(Source records)
§ §
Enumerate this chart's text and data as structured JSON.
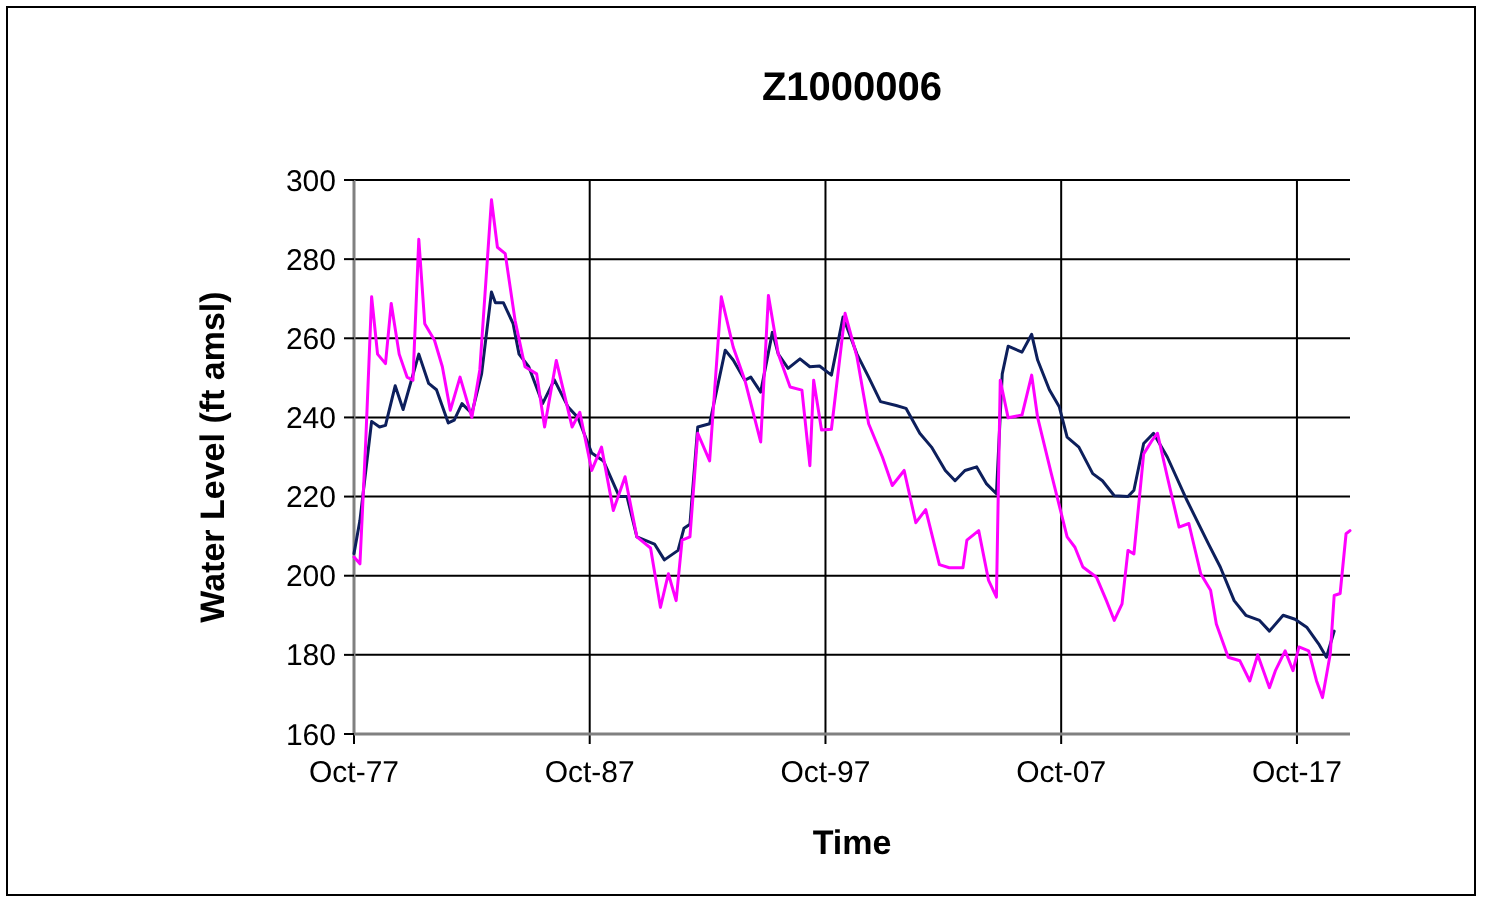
{
  "chart_data": {
    "type": "line",
    "title": "Z1000006",
    "xlabel": "Time",
    "ylabel": "Water Level (ft amsl)",
    "xlim": [
      "1977-10",
      "2020-01"
    ],
    "xticks": [
      {
        "value": "1977-10",
        "label": "Oct-77"
      },
      {
        "value": "1987-10",
        "label": "Oct-87"
      },
      {
        "value": "1997-10",
        "label": "Oct-97"
      },
      {
        "value": "2007-10",
        "label": "Oct-07"
      },
      {
        "value": "2017-10",
        "label": "Oct-17"
      }
    ],
    "ylim": [
      160,
      300
    ],
    "yticks": [
      160,
      180,
      200,
      220,
      240,
      260,
      280,
      300
    ],
    "grid": true,
    "marker": "none",
    "line_style": "solid",
    "series": [
      {
        "color": "#0d1f5c",
        "x": [
          "1977-10",
          "1978-01",
          "1978-07",
          "1978-11",
          "1979-02",
          "1979-07",
          "1979-11",
          "1980-07",
          "1980-12",
          "1981-04",
          "1981-10",
          "1982-01",
          "1982-05",
          "1982-10",
          "1983-03",
          "1983-08",
          "1983-10",
          "1984-02",
          "1984-07",
          "1984-10",
          "1985-03",
          "1985-10",
          "1986-04",
          "1986-11",
          "1987-04",
          "1987-11",
          "1988-05",
          "1989-01",
          "1989-05",
          "1989-10",
          "1990-07",
          "1990-12",
          "1991-07",
          "1991-10",
          "1992-01",
          "1992-05",
          "1992-11",
          "1993-07",
          "1993-11",
          "1994-05",
          "1994-08",
          "1995-01",
          "1995-07",
          "1995-10",
          "1996-03",
          "1996-09",
          "1997-02",
          "1997-07",
          "1998-01",
          "1998-07",
          "1999-02",
          "1999-08",
          "2000-02",
          "2000-10",
          "2001-03",
          "2001-10",
          "2002-04",
          "2002-11",
          "2003-04",
          "2003-09",
          "2004-03",
          "2004-08",
          "2005-01",
          "2005-04",
          "2005-07",
          "2006-02",
          "2006-07",
          "2006-10",
          "2007-04",
          "2007-09",
          "2008-01",
          "2008-07",
          "2009-02",
          "2009-07",
          "2010-01",
          "2010-08",
          "2010-11",
          "2011-04",
          "2011-09",
          "2012-04",
          "2013-02",
          "2014-01",
          "2014-07",
          "2015-02",
          "2015-08",
          "2016-03",
          "2016-08",
          "2017-03",
          "2017-09",
          "2018-03",
          "2018-09",
          "2019-01",
          "2019-05"
        ],
        "values": [
          205.6,
          214,
          239,
          237.6,
          238,
          248,
          242,
          256,
          248.6,
          247,
          238.6,
          239.3,
          243.5,
          241,
          251,
          271.7,
          269,
          269,
          263.7,
          256,
          252.8,
          243.5,
          249.5,
          242.6,
          240,
          231,
          229,
          220,
          220,
          209.8,
          208,
          204,
          206.4,
          212,
          213,
          237.6,
          238.4,
          257,
          254.5,
          249.4,
          250.2,
          246.4,
          261.5,
          256,
          252.4,
          254.8,
          252.8,
          253,
          250.7,
          265.4,
          256,
          250.2,
          244,
          243,
          242.3,
          236,
          232.5,
          226.6,
          224,
          226.6,
          227.5,
          223.2,
          220.7,
          251,
          258,
          256.5,
          261,
          254.5,
          247,
          242.7,
          235,
          232.5,
          225.8,
          224,
          220.2,
          220,
          221.6,
          233.4,
          236,
          230,
          219,
          208,
          202.2,
          193.7,
          190,
          188.7,
          186,
          190,
          189,
          187,
          182.8,
          179.4,
          186
        ]
      },
      {
        "color": "#ff00ff",
        "x": [
          "1977-10",
          "1978-01",
          "1978-04",
          "1978-07",
          "1978-10",
          "1979-02",
          "1979-05",
          "1979-09",
          "1980-01",
          "1980-04",
          "1980-07",
          "1980-10",
          "1981-03",
          "1981-07",
          "1981-11",
          "1982-04",
          "1982-10",
          "1983-02",
          "1983-08",
          "1983-11",
          "1984-03",
          "1984-08",
          "1985-01",
          "1985-07",
          "1985-11",
          "1986-05",
          "1987-01",
          "1987-05",
          "1987-11",
          "1988-04",
          "1988-10",
          "1989-04",
          "1989-10",
          "1990-05",
          "1990-10",
          "1991-02",
          "1991-06",
          "1991-09",
          "1992-01",
          "1992-05",
          "1992-11",
          "1993-05",
          "1993-11",
          "1994-05",
          "1995-01",
          "1995-05",
          "1995-10",
          "1996-04",
          "1996-10",
          "1997-02",
          "1997-04",
          "1997-08",
          "1998-01",
          "1998-08",
          "1999-02",
          "1999-08",
          "2000-03",
          "2000-08",
          "2001-02",
          "2001-08",
          "2002-01",
          "2002-08",
          "2003-01",
          "2003-08",
          "2003-10",
          "2004-04",
          "2004-09",
          "2005-01",
          "2005-03",
          "2005-07",
          "2006-02",
          "2006-07",
          "2006-10",
          "2007-05",
          "2008-01",
          "2008-05",
          "2008-09",
          "2009-04",
          "2009-09",
          "2010-01",
          "2010-05",
          "2010-08",
          "2010-11",
          "2011-04",
          "2011-08",
          "2011-11",
          "2012-04",
          "2012-10",
          "2013-03",
          "2013-09",
          "2014-02",
          "2014-05",
          "2014-11",
          "2015-05",
          "2015-10",
          "2016-02",
          "2016-08",
          "2016-11",
          "2017-04",
          "2017-08",
          "2017-11",
          "2018-04",
          "2018-08",
          "2018-11",
          "2019-03",
          "2019-05",
          "2019-08",
          "2019-11",
          "2020-01"
        ],
        "values": [
          204.7,
          203,
          234,
          270.5,
          256,
          253.6,
          268.8,
          256,
          250.2,
          249.4,
          285,
          263.7,
          259.5,
          252.8,
          241.8,
          250.2,
          240,
          252,
          295,
          283,
          281.4,
          264.5,
          252.8,
          251,
          237.6,
          254.4,
          237.6,
          241.3,
          226.6,
          232.5,
          216.5,
          225,
          209.8,
          207,
          192,
          200.5,
          193.7,
          209,
          209.8,
          236,
          229,
          270.5,
          257.8,
          249.4,
          233.8,
          270.8,
          256,
          247.7,
          246.9,
          227.8,
          249.4,
          236.8,
          237,
          266.3,
          255.3,
          238.4,
          230,
          222.8,
          226.6,
          213.4,
          216.7,
          202.8,
          202,
          202,
          209,
          211.4,
          198.8,
          194.6,
          249.4,
          239.9,
          240.6,
          250.7,
          240,
          225.8,
          209.8,
          207.2,
          202.2,
          199.6,
          193.7,
          188.7,
          192.9,
          206.4,
          205.5,
          230.8,
          234,
          236,
          225,
          212.3,
          213.2,
          200.5,
          196.3,
          187.8,
          179.4,
          178.5,
          173.4,
          180,
          171.7,
          176,
          181,
          176,
          182,
          181,
          173.4,
          169.2,
          180.2,
          195,
          195.5,
          210.6,
          211.4
        ]
      }
    ]
  }
}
§ §
EXERCISE:
Print all of the entries word for word. Skip any images they contain.

WORKED ANSWER:
Enumerate this chart's text and data as structured JSON.
{
  "chart_data": {
    "type": "line",
    "title": "Z1000006",
    "xlabel": "Time",
    "ylabel": "Water Level (ft amsl)",
    "xlim": [
      "1977-10",
      "2020-01"
    ],
    "xticks": [
      {
        "value": "1977-10",
        "label": "Oct-77"
      },
      {
        "value": "1987-10",
        "label": "Oct-87"
      },
      {
        "value": "1997-10",
        "label": "Oct-97"
      },
      {
        "value": "2007-10",
        "label": "Oct-07"
      },
      {
        "value": "2017-10",
        "label": "Oct-17"
      }
    ],
    "ylim": [
      160,
      300
    ],
    "yticks": [
      160,
      180,
      200,
      220,
      240,
      260,
      280,
      300
    ],
    "grid": true,
    "marker": "none",
    "line_style": "solid",
    "series": [
      {
        "color": "#0d1f5c",
        "x": [
          "1977-10",
          "1978-01",
          "1978-07",
          "1978-11",
          "1979-02",
          "1979-07",
          "1979-11",
          "1980-07",
          "1980-12",
          "1981-04",
          "1981-10",
          "1982-01",
          "1982-05",
          "1982-10",
          "1983-03",
          "1983-08",
          "1983-10",
          "1984-02",
          "1984-07",
          "1984-10",
          "1985-03",
          "1985-10",
          "1986-04",
          "1986-11",
          "1987-04",
          "1987-11",
          "1988-05",
          "1989-01",
          "1989-05",
          "1989-10",
          "1990-07",
          "1990-12",
          "1991-07",
          "1991-10",
          "1992-01",
          "1992-05",
          "1992-11",
          "1993-07",
          "1993-11",
          "1994-05",
          "1994-08",
          "1995-01",
          "1995-07",
          "1995-10",
          "1996-03",
          "1996-09",
          "1997-02",
          "1997-07",
          "1998-01",
          "1998-07",
          "1999-02",
          "1999-08",
          "2000-02",
          "2000-10",
          "2001-03",
          "2001-10",
          "2002-04",
          "2002-11",
          "2003-04",
          "2003-09",
          "2004-03",
          "2004-08",
          "2005-01",
          "2005-04",
          "2005-07",
          "2006-02",
          "2006-07",
          "2006-10",
          "2007-04",
          "2007-09",
          "2008-01",
          "2008-07",
          "2009-02",
          "2009-07",
          "2010-01",
          "2010-08",
          "2010-11",
          "2011-04",
          "2011-09",
          "2012-04",
          "2013-02",
          "2014-01",
          "2014-07",
          "2015-02",
          "2015-08",
          "2016-03",
          "2016-08",
          "2017-03",
          "2017-09",
          "2018-03",
          "2018-09",
          "2019-01",
          "2019-05"
        ],
        "values": [
          205.6,
          214,
          239,
          237.6,
          238,
          248,
          242,
          256,
          248.6,
          247,
          238.6,
          239.3,
          243.5,
          241,
          251,
          271.7,
          269,
          269,
          263.7,
          256,
          252.8,
          243.5,
          249.5,
          242.6,
          240,
          231,
          229,
          220,
          220,
          209.8,
          208,
          204,
          206.4,
          212,
          213,
          237.6,
          238.4,
          257,
          254.5,
          249.4,
          250.2,
          246.4,
          261.5,
          256,
          252.4,
          254.8,
          252.8,
          253,
          250.7,
          265.4,
          256,
          250.2,
          244,
          243,
          242.3,
          236,
          232.5,
          226.6,
          224,
          226.6,
          227.5,
          223.2,
          220.7,
          251,
          258,
          256.5,
          261,
          254.5,
          247,
          242.7,
          235,
          232.5,
          225.8,
          224,
          220.2,
          220,
          221.6,
          233.4,
          236,
          230,
          219,
          208,
          202.2,
          193.7,
          190,
          188.7,
          186,
          190,
          189,
          187,
          182.8,
          179.4,
          186
        ]
      },
      {
        "color": "#ff00ff",
        "x": [
          "1977-10",
          "1978-01",
          "1978-04",
          "1978-07",
          "1978-10",
          "1979-02",
          "1979-05",
          "1979-09",
          "1980-01",
          "1980-04",
          "1980-07",
          "1980-10",
          "1981-03",
          "1981-07",
          "1981-11",
          "1982-04",
          "1982-10",
          "1983-02",
          "1983-08",
          "1983-11",
          "1984-03",
          "1984-08",
          "1985-01",
          "1985-07",
          "1985-11",
          "1986-05",
          "1987-01",
          "1987-05",
          "1987-11",
          "1988-04",
          "1988-10",
          "1989-04",
          "1989-10",
          "1990-05",
          "1990-10",
          "1991-02",
          "1991-06",
          "1991-09",
          "1992-01",
          "1992-05",
          "1992-11",
          "1993-05",
          "1993-11",
          "1994-05",
          "1995-01",
          "1995-05",
          "1995-10",
          "1996-04",
          "1996-10",
          "1997-02",
          "1997-04",
          "1997-08",
          "1998-01",
          "1998-08",
          "1999-02",
          "1999-08",
          "2000-03",
          "2000-08",
          "2001-02",
          "2001-08",
          "2002-01",
          "2002-08",
          "2003-01",
          "2003-08",
          "2003-10",
          "2004-04",
          "2004-09",
          "2005-01",
          "2005-03",
          "2005-07",
          "2006-02",
          "2006-07",
          "2006-10",
          "2007-05",
          "2008-01",
          "2008-05",
          "2008-09",
          "2009-04",
          "2009-09",
          "2010-01",
          "2010-05",
          "2010-08",
          "2010-11",
          "2011-04",
          "2011-08",
          "2011-11",
          "2012-04",
          "2012-10",
          "2013-03",
          "2013-09",
          "2014-02",
          "2014-05",
          "2014-11",
          "2015-05",
          "2015-10",
          "2016-02",
          "2016-08",
          "2016-11",
          "2017-04",
          "2017-08",
          "2017-11",
          "2018-04",
          "2018-08",
          "2018-11",
          "2019-03",
          "2019-05",
          "2019-08",
          "2019-11",
          "2020-01"
        ],
        "values": [
          204.7,
          203,
          234,
          270.5,
          256,
          253.6,
          268.8,
          256,
          250.2,
          249.4,
          285,
          263.7,
          259.5,
          252.8,
          241.8,
          250.2,
          240,
          252,
          295,
          283,
          281.4,
          264.5,
          252.8,
          251,
          237.6,
          254.4,
          237.6,
          241.3,
          226.6,
          232.5,
          216.5,
          225,
          209.8,
          207,
          192,
          200.5,
          193.7,
          209,
          209.8,
          236,
          229,
          270.5,
          257.8,
          249.4,
          233.8,
          270.8,
          256,
          247.7,
          246.9,
          227.8,
          249.4,
          236.8,
          237,
          266.3,
          255.3,
          238.4,
          230,
          222.8,
          226.6,
          213.4,
          216.7,
          202.8,
          202,
          202,
          209,
          211.4,
          198.8,
          194.6,
          249.4,
          239.9,
          240.6,
          250.7,
          240,
          225.8,
          209.8,
          207.2,
          202.2,
          199.6,
          193.7,
          188.7,
          192.9,
          206.4,
          205.5,
          230.8,
          234,
          236,
          225,
          212.3,
          213.2,
          200.5,
          196.3,
          187.8,
          179.4,
          178.5,
          173.4,
          180,
          171.7,
          176,
          181,
          176,
          182,
          181,
          173.4,
          169.2,
          180.2,
          195,
          195.5,
          210.6,
          211.4
        ]
      }
    ]
  }
}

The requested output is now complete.